To-do list ->
1/ List the three album titles, with their years, that appear in the chronology line of the Strange Old Brew article.
2/ Echo the Strange Old Brew article from "Studio album by Carpathian" up to and including "the band's line-up.", word for word.

Studio album by Carpathian Forest
- Released: November 6, 2000
- Recorded: Sound Suite Studios
- Genre: Black metal
- Length: 37:11
- Label: Avantgarde
- Producer: Carpathian Forest, Terje Refsnes

Carpathian Forest chronology
| Black Shining Leather (1998) | Strange Old Brew (2000) | Morbid Fascination of Death (2001) |

= Strange Old Brew =

Strange Old Brew is the second studio album by Norwegian black metal band Carpathian Forest. It was released on November 6, 2000, through Avantgarde Music. It was re-released under digipak format in 2007 by Peaceville Records, containing an extra track. Contrasting with the previous Carpathian Forest releases, the sonority of Strange Old Brew is their most experimental one so far, mixing black metal with jazz interludes. It was their first release with Anders Kobro and Tchort in the band's line-up.

The track "Theme from Nekromantikk" (sic) is a cover of the opening theme of the controversial 1987 horror movie Nekromantik, directed by Jörg Buttgereit.

Dataset extract ->
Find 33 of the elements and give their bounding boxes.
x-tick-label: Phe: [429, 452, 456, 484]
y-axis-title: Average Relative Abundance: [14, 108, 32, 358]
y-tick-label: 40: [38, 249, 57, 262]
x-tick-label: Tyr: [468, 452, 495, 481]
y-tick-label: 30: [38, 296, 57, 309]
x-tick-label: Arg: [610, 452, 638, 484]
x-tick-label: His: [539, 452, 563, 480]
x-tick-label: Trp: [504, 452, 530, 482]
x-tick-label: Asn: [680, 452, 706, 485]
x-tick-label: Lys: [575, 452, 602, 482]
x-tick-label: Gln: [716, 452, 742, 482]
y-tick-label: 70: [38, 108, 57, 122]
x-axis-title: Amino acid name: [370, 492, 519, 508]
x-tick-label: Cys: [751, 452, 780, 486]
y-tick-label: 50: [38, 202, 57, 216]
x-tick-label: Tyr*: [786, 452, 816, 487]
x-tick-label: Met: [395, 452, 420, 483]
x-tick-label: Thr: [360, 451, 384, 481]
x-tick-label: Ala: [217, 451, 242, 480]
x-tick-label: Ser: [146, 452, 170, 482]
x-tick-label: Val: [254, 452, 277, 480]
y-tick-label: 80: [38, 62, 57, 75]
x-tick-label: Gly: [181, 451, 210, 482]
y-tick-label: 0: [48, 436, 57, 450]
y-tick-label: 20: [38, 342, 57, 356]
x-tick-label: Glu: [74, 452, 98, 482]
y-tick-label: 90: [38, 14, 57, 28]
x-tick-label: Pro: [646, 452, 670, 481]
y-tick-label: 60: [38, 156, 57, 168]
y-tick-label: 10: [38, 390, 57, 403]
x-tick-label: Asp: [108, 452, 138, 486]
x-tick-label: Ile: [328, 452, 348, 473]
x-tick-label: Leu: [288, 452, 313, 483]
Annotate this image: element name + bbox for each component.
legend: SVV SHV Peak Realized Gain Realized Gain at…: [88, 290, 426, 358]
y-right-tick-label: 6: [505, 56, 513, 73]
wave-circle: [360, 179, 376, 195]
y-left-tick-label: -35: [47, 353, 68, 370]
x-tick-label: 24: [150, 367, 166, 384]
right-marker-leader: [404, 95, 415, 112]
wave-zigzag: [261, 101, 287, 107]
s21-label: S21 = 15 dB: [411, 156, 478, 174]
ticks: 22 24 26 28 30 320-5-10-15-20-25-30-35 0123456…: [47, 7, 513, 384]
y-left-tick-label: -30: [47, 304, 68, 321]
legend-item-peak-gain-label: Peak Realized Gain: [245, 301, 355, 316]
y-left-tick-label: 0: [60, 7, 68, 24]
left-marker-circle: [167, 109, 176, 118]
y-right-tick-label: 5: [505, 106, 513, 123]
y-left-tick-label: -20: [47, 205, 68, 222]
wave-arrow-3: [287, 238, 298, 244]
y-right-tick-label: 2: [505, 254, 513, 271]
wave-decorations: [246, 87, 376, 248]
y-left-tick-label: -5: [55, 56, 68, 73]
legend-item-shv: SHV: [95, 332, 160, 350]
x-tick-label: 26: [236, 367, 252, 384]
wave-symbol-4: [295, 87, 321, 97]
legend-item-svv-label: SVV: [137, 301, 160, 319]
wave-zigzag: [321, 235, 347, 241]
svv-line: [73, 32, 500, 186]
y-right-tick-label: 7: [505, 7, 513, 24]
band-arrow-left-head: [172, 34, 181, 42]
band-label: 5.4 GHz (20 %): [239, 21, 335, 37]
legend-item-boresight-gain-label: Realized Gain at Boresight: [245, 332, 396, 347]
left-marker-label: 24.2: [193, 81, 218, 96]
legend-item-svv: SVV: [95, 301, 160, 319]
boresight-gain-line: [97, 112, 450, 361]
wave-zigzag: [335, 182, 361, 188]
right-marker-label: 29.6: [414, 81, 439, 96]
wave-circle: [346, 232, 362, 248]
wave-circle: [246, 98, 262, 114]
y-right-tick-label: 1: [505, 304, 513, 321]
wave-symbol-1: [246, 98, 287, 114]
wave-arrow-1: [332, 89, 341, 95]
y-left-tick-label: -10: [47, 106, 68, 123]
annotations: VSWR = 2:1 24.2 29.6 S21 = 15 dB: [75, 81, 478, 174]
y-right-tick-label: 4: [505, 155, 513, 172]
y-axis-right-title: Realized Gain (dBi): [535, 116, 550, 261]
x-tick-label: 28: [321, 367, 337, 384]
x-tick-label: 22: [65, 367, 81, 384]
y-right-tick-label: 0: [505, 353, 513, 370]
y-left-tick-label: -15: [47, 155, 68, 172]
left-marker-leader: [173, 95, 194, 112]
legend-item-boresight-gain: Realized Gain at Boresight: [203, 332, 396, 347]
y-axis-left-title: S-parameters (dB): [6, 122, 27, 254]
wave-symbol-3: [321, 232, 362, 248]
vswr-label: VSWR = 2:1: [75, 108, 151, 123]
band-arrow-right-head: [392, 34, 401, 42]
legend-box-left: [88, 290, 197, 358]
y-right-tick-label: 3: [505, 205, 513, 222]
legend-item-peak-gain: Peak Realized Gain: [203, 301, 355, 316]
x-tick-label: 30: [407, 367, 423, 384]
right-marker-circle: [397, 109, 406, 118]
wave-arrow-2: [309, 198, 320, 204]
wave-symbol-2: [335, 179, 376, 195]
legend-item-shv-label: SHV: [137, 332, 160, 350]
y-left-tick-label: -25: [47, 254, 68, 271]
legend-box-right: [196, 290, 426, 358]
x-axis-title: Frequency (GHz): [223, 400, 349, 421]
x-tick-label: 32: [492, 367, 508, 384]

Task-by-task outputs ->
1/
Black Shining Leather (1998)
Strange Old Brew (2000)
Morbid Fascination of Death (2001)

2/
Studio album by Carpathian Forest
- Released: November 6, 2000
- Recorded: Sound Suite Studios
- Genre: Black metal
- Length: 37:11
- Label: Avantgarde
- Producer: Carpathian Forest, Terje Refsnes

Carpathian Forest chronology
| Black Shining Leather (1998) | Strange Old Brew (2000) | Morbid Fascination of Death (2001) |

= Strange Old Brew =

Strange Old Brew is the second studio album by Norwegian black metal band Carpathian Forest. It was released on November 6, 2000, through Avantgarde Music. It was re-released under digipak format in 2007 by Peaceville Records, containing an extra track. Contrasting with the previous Carpathian Forest releases, the sonority of Strange Old Brew is their most experimental one so far, mixing black metal with jazz interludes. It was their first release with Anders Kobro and Tchort in the band's line-up.